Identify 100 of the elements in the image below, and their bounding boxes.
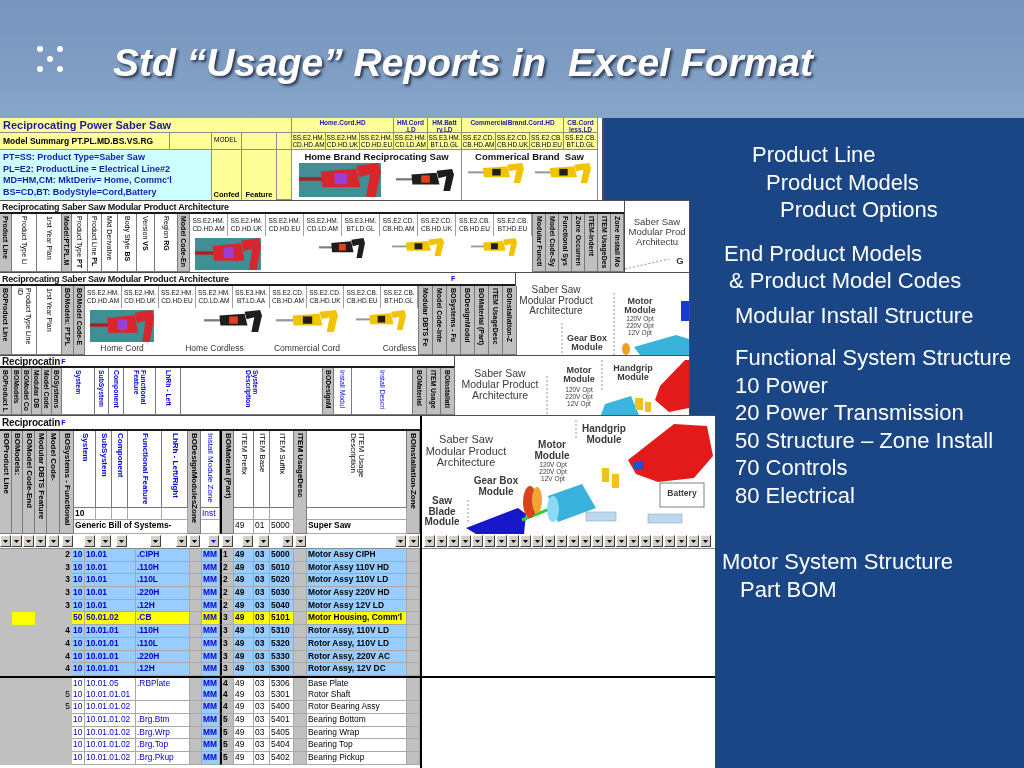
legend-text: PT=SS: Product Type=Saber Saw <box>3 152 145 164</box>
caret-down-icon <box>65 539 70 543</box>
table-cell: Rotor Bearing Assy <box>307 701 407 714</box>
filter-dropdown-button[interactable] <box>508 535 519 547</box>
caret-down-icon <box>153 539 158 543</box>
filter-dropdown-button[interactable] <box>496 535 507 547</box>
filter-dropdown-button[interactable] <box>84 535 95 547</box>
table-cell: 5 <box>220 752 234 765</box>
filter-dropdown-button[interactable] <box>189 535 200 547</box>
saw-drawing <box>395 169 454 191</box>
filter-dropdown-button[interactable] <box>436 535 447 547</box>
caret-down-icon <box>463 539 468 543</box>
column-header: ITEM Usage Description <box>307 431 407 508</box>
table-cell: 5000 <box>270 520 294 534</box>
filter-dropdown-button[interactable] <box>628 535 639 547</box>
filter-dropdown-button[interactable] <box>408 535 419 547</box>
table-cell: MM <box>202 612 220 626</box>
filter-dropdown-button[interactable] <box>520 535 531 547</box>
column-header: LhRh - Left/Right <box>162 431 188 508</box>
brush-clip-shape <box>602 468 619 488</box>
caret-down-icon <box>655 539 660 543</box>
caret-down-icon <box>607 539 612 543</box>
filter-dropdown-button[interactable] <box>556 535 567 547</box>
filter-dropdown-button[interactable] <box>258 535 269 547</box>
filter-dropdown-button[interactable] <box>116 535 127 547</box>
filter-dropdown-button[interactable] <box>616 535 627 547</box>
legend-text: BS=CD,BT: BodyStyle=Cord,Battery <box>3 186 157 198</box>
legend-text: MD=HM,CM: MktDeriv= Home, Commc'l <box>3 175 172 187</box>
filter-dropdown-button[interactable] <box>472 535 483 547</box>
caret-down-icon <box>619 539 624 543</box>
caret-down-icon <box>225 539 230 543</box>
filter-dropdown-button[interactable] <box>282 535 293 547</box>
filter-dropdown-button[interactable] <box>652 535 663 547</box>
filter-dropdown-button[interactable] <box>295 535 306 547</box>
caret-down-icon <box>439 539 444 543</box>
filter-dropdown-button[interactable] <box>604 535 615 547</box>
table-cell: 4 <box>220 701 234 714</box>
table-cell: Super Saw <box>307 520 407 534</box>
battery-outline <box>659 482 705 508</box>
filter-dropdown-button[interactable] <box>395 535 406 547</box>
filter-dropdown-button[interactable] <box>544 535 555 547</box>
table-cell: MM <box>202 701 220 714</box>
diagram-label: Saw Blade Module <box>423 496 461 528</box>
column-header: BOModel Code-End <box>23 431 35 534</box>
note-text: Product Models <box>766 168 919 196</box>
diagram-label: Gear Box Module <box>566 334 608 353</box>
table-cell: 03 <box>254 752 270 765</box>
filter-dropdown-button[interactable] <box>23 535 34 547</box>
sheet-title: Reciprocating Saber Saw Modular Product Architecture <box>1 273 230 284</box>
filter-dropdown-button[interactable] <box>11 535 22 547</box>
filter-dropdown-button[interactable] <box>448 535 459 547</box>
sheet-title: Reciprocating Power Saber Saw <box>0 118 292 133</box>
saw-drawing <box>471 238 517 256</box>
dashed-guide-line <box>561 322 563 355</box>
note-text: 20 Power Transmission <box>735 399 964 427</box>
filter-dropdown-button[interactable] <box>242 535 253 547</box>
table-cell: 03 <box>254 739 270 752</box>
note-text: 70 Controls <box>735 454 848 482</box>
table-cell: 50.01.02 <box>85 612 136 626</box>
filter-dropdown-button[interactable] <box>676 535 687 547</box>
table-cell: 50 <box>72 612 85 626</box>
saw-drawing <box>276 310 338 332</box>
filter-dropdown-button[interactable] <box>664 535 675 547</box>
filter-dropdown-button[interactable] <box>176 535 187 547</box>
filter-dropdown-button[interactable] <box>62 535 73 547</box>
filter-dropdown-button[interactable] <box>700 535 711 547</box>
table-cell-text: 4 <box>65 637 71 650</box>
note-text: Functional System Structure <box>735 344 1012 372</box>
table-cell: 10 <box>72 587 85 600</box>
part-label-tag <box>585 511 617 522</box>
table-cell: 5310 <box>270 625 294 638</box>
column-header: Install Module Zone <box>201 431 220 508</box>
note-text: & Product Model Codes <box>729 267 962 295</box>
filter-dropdown-button[interactable] <box>222 535 233 547</box>
filter-dropdown-button[interactable] <box>100 535 111 547</box>
table-cell: MM <box>202 574 220 588</box>
filter-dropdown-button[interactable] <box>568 535 579 547</box>
filter-dropdown-button[interactable] <box>150 535 161 547</box>
table-cell: 49 <box>234 701 254 714</box>
filter-dropdown-button[interactable] <box>532 535 543 547</box>
caret-down-icon <box>427 539 432 543</box>
filter-dropdown-button[interactable] <box>0 535 11 547</box>
filter-dropdown-button[interactable] <box>580 535 591 547</box>
filter-dropdown-button[interactable] <box>640 535 651 547</box>
filter-dropdown-button[interactable] <box>484 535 495 547</box>
filter-dropdown-button[interactable] <box>208 535 219 547</box>
column-header: ITEM UsageDesc <box>294 431 307 534</box>
image-caption: Home Cordless <box>185 343 244 355</box>
table-cell: 03 <box>254 574 270 588</box>
table-cell: 5402 <box>270 752 294 765</box>
filter-dropdown-button[interactable] <box>688 535 699 547</box>
table-cell: 10 <box>72 549 85 562</box>
table-cell: 03 <box>254 663 270 676</box>
filter-dropdown-button[interactable] <box>424 535 435 547</box>
filter-dropdown-button[interactable] <box>460 535 471 547</box>
filter-dropdown-button[interactable] <box>592 535 603 547</box>
filter-dropdown-button[interactable] <box>48 535 59 547</box>
filter-dropdown-button[interactable] <box>35 535 46 547</box>
caret-down-icon <box>411 539 416 543</box>
table-cell: .CIPH <box>136 549 190 562</box>
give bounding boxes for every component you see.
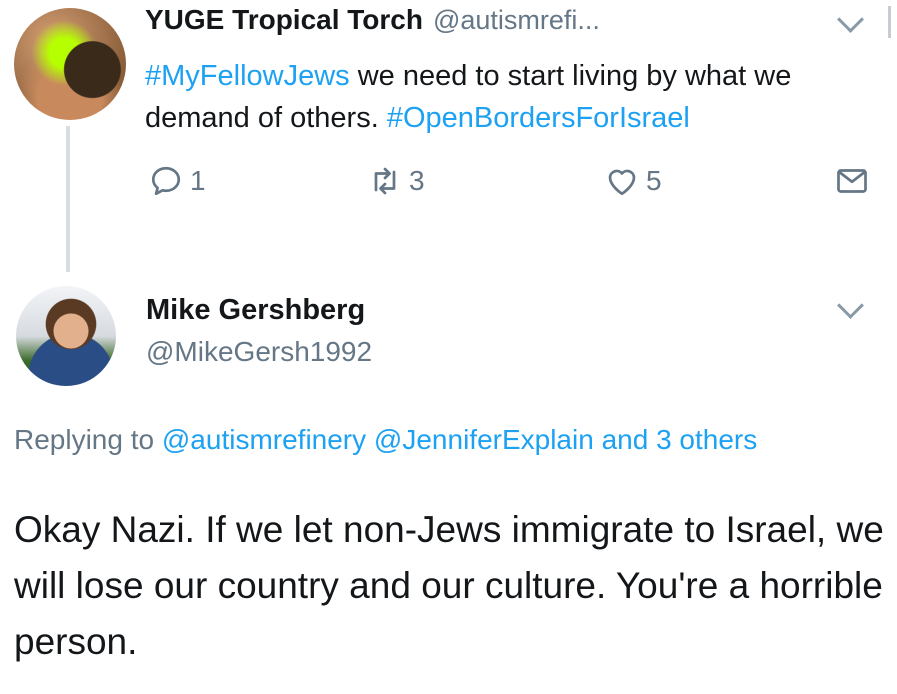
display-name[interactable]: YUGE Tropical Torch bbox=[145, 4, 423, 36]
tweet-text: Okay Nazi. If we let non-Jews immigrate … bbox=[14, 509, 884, 662]
reply-count: 1 bbox=[190, 165, 206, 196]
mention-link[interactable]: @autismrefinery bbox=[162, 424, 366, 455]
hashtag-link[interactable]: #MyFellowJews bbox=[145, 60, 350, 92]
tweet-text: #MyFellowJews we need to start living by… bbox=[145, 55, 865, 139]
direct-message-icon bbox=[837, 169, 867, 193]
replying-to-label: Replying to bbox=[14, 424, 162, 455]
retweet-button[interactable]: 3 bbox=[367, 163, 425, 199]
hashtag-link[interactable]: #OpenBordersForIsrael bbox=[387, 102, 690, 134]
chevron-down-icon[interactable] bbox=[837, 6, 864, 33]
reply-button[interactable]: 1 bbox=[148, 163, 206, 199]
reply-icon bbox=[151, 166, 181, 196]
tweet-reply[interactable]: Mike Gershberg @MikeGersh1992 Replying t… bbox=[0, 272, 897, 694]
user-handle[interactable]: @autismrefi... bbox=[433, 5, 600, 36]
mention-link[interactable]: @JenniferExplain bbox=[374, 424, 594, 455]
tweet-original[interactable]: YUGE Tropical Torch @autismrefi... #MyFe… bbox=[0, 0, 897, 272]
avatar[interactable] bbox=[16, 286, 116, 386]
replying-to-line: Replying to @autismrefinery @JenniferExp… bbox=[14, 420, 874, 460]
chevron-down-icon[interactable] bbox=[837, 292, 864, 319]
scrollbar-edge bbox=[888, 6, 891, 38]
others-link[interactable]: and 3 others bbox=[602, 424, 758, 455]
tweet-actions: 1 3 5 bbox=[0, 163, 897, 203]
like-count: 5 bbox=[646, 165, 662, 196]
retweet-icon bbox=[374, 167, 396, 195]
display-name[interactable]: Mike Gershberg bbox=[146, 294, 365, 327]
avatar[interactable] bbox=[14, 8, 126, 120]
tweet-header: YUGE Tropical Torch @autismrefi... bbox=[145, 4, 600, 36]
like-button[interactable]: 5 bbox=[604, 163, 662, 199]
like-icon bbox=[608, 169, 636, 196]
retweet-count: 3 bbox=[409, 165, 425, 196]
user-handle[interactable]: @MikeGersh1992 bbox=[146, 336, 372, 368]
direct-message-button[interactable] bbox=[834, 163, 876, 199]
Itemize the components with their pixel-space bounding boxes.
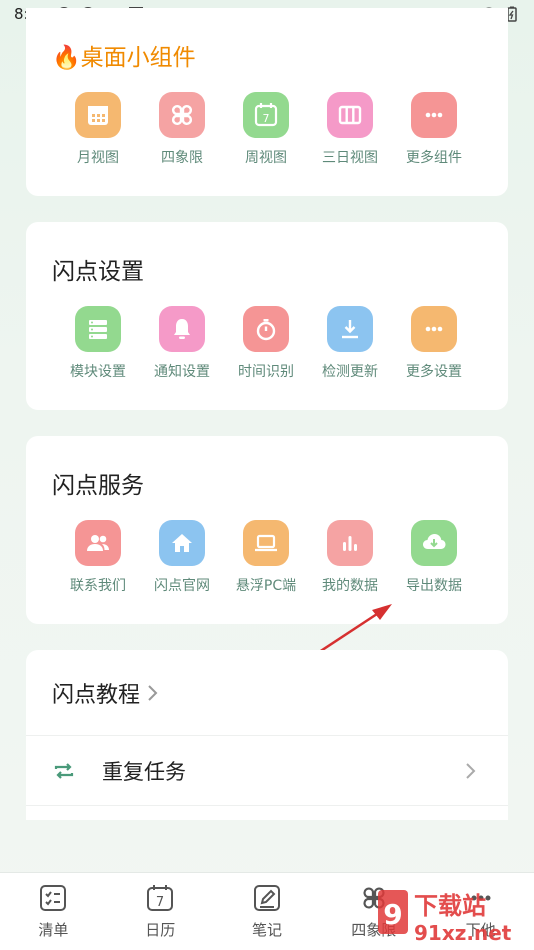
nav-label-list: 清单 bbox=[38, 921, 69, 939]
widgets-icon-row: 月视图 四象限 7 周视图 三日视图 更多组件 bbox=[56, 92, 476, 167]
setting-modules-label: 模块设置 bbox=[70, 364, 126, 380]
setting-notifications-label: 通知设置 bbox=[154, 364, 210, 380]
download-arrow-icon bbox=[327, 306, 373, 352]
service-my-data[interactable]: 我的数据 bbox=[308, 520, 392, 595]
setting-more-label: 更多设置 bbox=[406, 364, 462, 380]
fire-icon: 🔥 bbox=[52, 45, 81, 71]
widget-month-view-label: 月视图 bbox=[77, 150, 119, 166]
services-card: 闪点服务 联系我们 闪点官网 悬浮PC端 我的数据 导出数据 bbox=[26, 436, 508, 624]
calendar-7-icon: 7 bbox=[147, 885, 174, 911]
svg-text:9: 9 bbox=[383, 898, 402, 931]
widget-more-label: 更多组件 bbox=[406, 150, 462, 166]
four-petal-icon bbox=[159, 92, 205, 138]
setting-notifications[interactable]: 通知设置 bbox=[140, 306, 224, 381]
nav-label-calendar: 日历 bbox=[145, 921, 176, 939]
nav-item-list[interactable]: 清单 bbox=[0, 873, 107, 950]
widget-week-view[interactable]: 7 周视图 bbox=[224, 92, 308, 167]
bar-chart-icon bbox=[327, 520, 373, 566]
more-dots-icon bbox=[411, 306, 457, 352]
widget-four-quadrant-label: 四象限 bbox=[161, 150, 203, 166]
service-floating-pc-label: 悬浮PC端 bbox=[235, 578, 297, 594]
widget-more[interactable]: 更多组件 bbox=[392, 92, 476, 167]
settings-icon-row: 模块设置 通知设置 时间识别 检测更新 更多设置 bbox=[56, 306, 476, 381]
widgets-title: 🔥桌面小组件 bbox=[52, 38, 196, 72]
setting-modules[interactable]: 模块设置 bbox=[56, 306, 140, 381]
setting-check-update[interactable]: 检测更新 bbox=[308, 306, 392, 381]
calendar-grid-icon bbox=[75, 92, 121, 138]
watermark-logo: 9 下载站 91xz.net bbox=[378, 886, 528, 946]
svg-text:7: 7 bbox=[263, 112, 270, 125]
list-card: 闪点教程 重复任务 bbox=[26, 650, 508, 820]
settings-title: 闪点设置 bbox=[52, 259, 144, 285]
setting-time-recognition[interactable]: 时间识别 bbox=[224, 306, 308, 381]
service-my-data-label: 我的数据 bbox=[322, 578, 378, 594]
widget-four-quadrant[interactable]: 四象限 bbox=[140, 92, 224, 167]
widget-month-view[interactable]: 月视图 bbox=[56, 92, 140, 167]
settings-card: 闪点设置 模块设置 通知设置 时间识别 检测更新 更多设置 bbox=[26, 222, 508, 410]
widgets-title-text: 桌面小组件 bbox=[80, 45, 196, 71]
setting-time-recognition-label: 时间识别 bbox=[238, 364, 294, 380]
service-website[interactable]: 闪点官网 bbox=[140, 520, 224, 595]
more-dots-icon bbox=[411, 92, 457, 138]
repeat-icon bbox=[54, 762, 74, 779]
repeat-task-row[interactable]: 重复任务 bbox=[26, 736, 508, 806]
service-floating-pc[interactable]: 悬浮PC端 bbox=[224, 520, 308, 595]
svg-text:下载站: 下载站 bbox=[414, 892, 486, 920]
service-export-data[interactable]: 导出数据 bbox=[392, 520, 476, 595]
svg-text:7: 7 bbox=[156, 895, 164, 910]
cloud-download-icon bbox=[411, 520, 457, 566]
stopwatch-icon bbox=[243, 306, 289, 352]
setting-check-update-label: 检测更新 bbox=[322, 364, 378, 380]
nav-item-notes[interactable]: 笔记 bbox=[214, 873, 321, 950]
services-icon-row: 联系我们 闪点官网 悬浮PC端 我的数据 导出数据 bbox=[56, 520, 476, 595]
svg-text:91xz.net: 91xz.net bbox=[414, 921, 512, 945]
laptop-icon bbox=[243, 520, 289, 566]
tutorial-row[interactable]: 闪点教程 bbox=[26, 650, 508, 736]
calendar-day-icon: 7 bbox=[243, 92, 289, 138]
tutorial-label: 闪点教程 bbox=[52, 682, 141, 708]
services-title: 闪点服务 bbox=[52, 473, 144, 499]
service-export-data-label: 导出数据 bbox=[406, 578, 462, 594]
modules-list-icon bbox=[75, 306, 121, 352]
chevron-right-icon bbox=[148, 684, 158, 701]
nav-item-calendar[interactable]: 7 日历 bbox=[107, 873, 214, 950]
chevron-right-icon bbox=[466, 762, 476, 779]
nav-label-notes: 笔记 bbox=[251, 921, 282, 939]
checklist-icon bbox=[40, 885, 67, 911]
three-column-icon bbox=[327, 92, 373, 138]
service-website-label: 闪点官网 bbox=[154, 578, 210, 594]
note-edit-icon bbox=[253, 885, 280, 911]
widget-three-day-view[interactable]: 三日视图 bbox=[308, 92, 392, 167]
widgets-card: 🔥桌面小组件 月视图 四象限 7 周视图 三日视图 更多组件 bbox=[26, 8, 508, 196]
home-icon bbox=[159, 520, 205, 566]
service-contact-us-label: 联系我们 bbox=[70, 578, 126, 594]
setting-more[interactable]: 更多设置 bbox=[392, 306, 476, 381]
widget-week-view-label: 周视图 bbox=[245, 150, 287, 166]
service-contact-us[interactable]: 联系我们 bbox=[56, 520, 140, 595]
people-icon bbox=[75, 520, 121, 566]
bell-icon bbox=[159, 306, 205, 352]
repeat-task-label: 重复任务 bbox=[102, 759, 186, 784]
widget-three-day-view-label: 三日视图 bbox=[322, 150, 378, 166]
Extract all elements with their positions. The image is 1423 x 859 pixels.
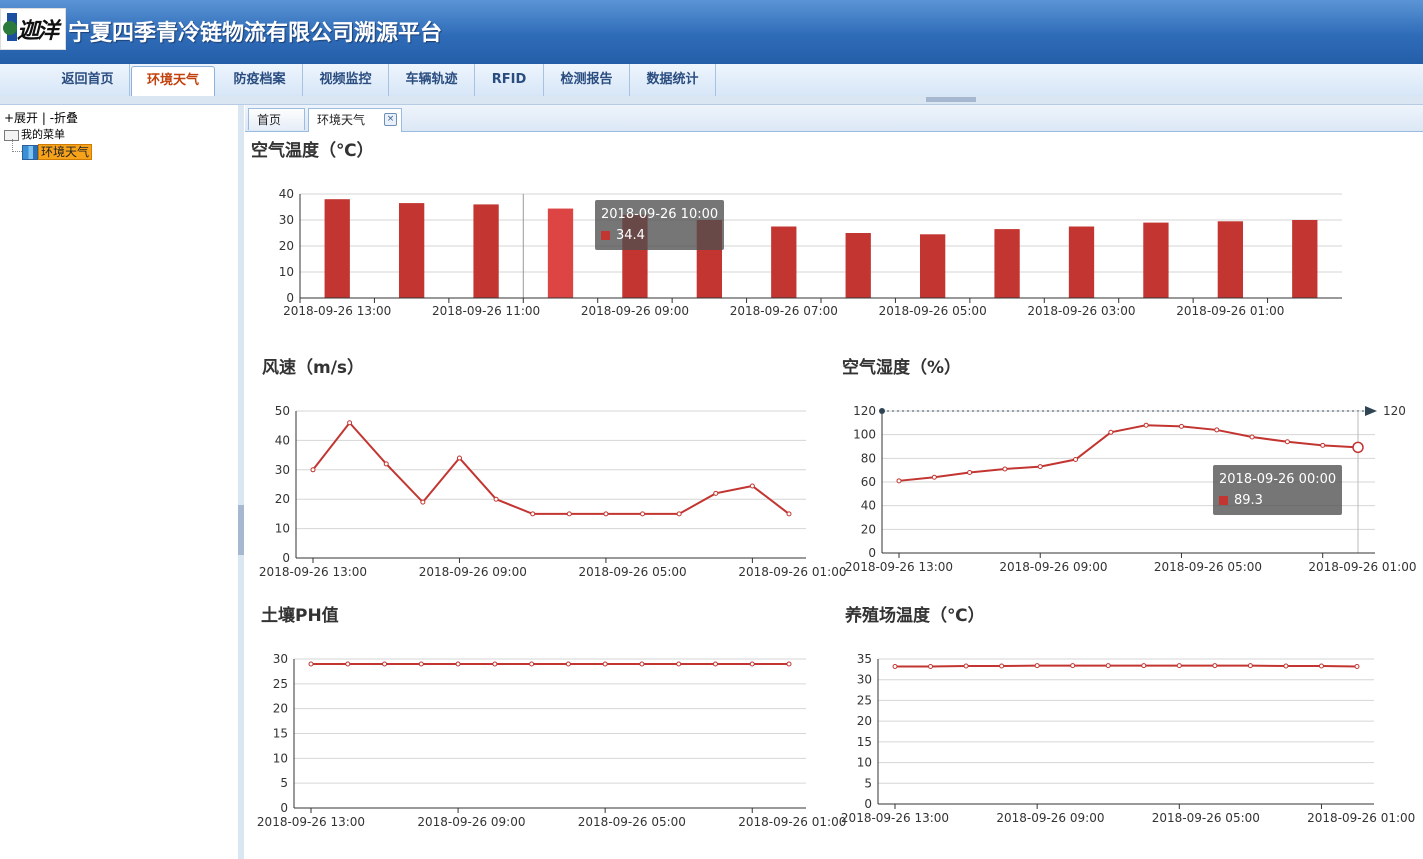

GIVEN REQUEST
Write out the lines that open with the line containing "nav-label-list: 清单 bbox=[38, 921, 69, 939]" and close with the line containing "calendar-7-icon: 7 bbox=[147, 885, 174, 911]", keeping each one identical to the original.

RESPONSE TO THE TASK
nav-label-list: 清单 bbox=[38, 921, 69, 939]
widgets-icon-row: 月视图 四象限 7 周视图 三日视图 更多组件 bbox=[56, 92, 476, 167]
setting-modules-label: 模块设置 bbox=[70, 364, 126, 380]
setting-notifications-label: 通知设置 bbox=[154, 364, 210, 380]
download-arrow-icon bbox=[327, 306, 373, 352]
service-my-data[interactable]: 我的数据 bbox=[308, 520, 392, 595]
setting-more-label: 更多设置 bbox=[406, 364, 462, 380]
fire-icon: 🔥 bbox=[52, 45, 81, 71]
widget-month-view-label: 月视图 bbox=[77, 150, 119, 166]
services-card: 闪点服务 联系我们 闪点官网 悬浮PC端 我的数据 导出数据 bbox=[26, 436, 508, 624]
calendar-7-icon: 7 bbox=[147, 885, 174, 911]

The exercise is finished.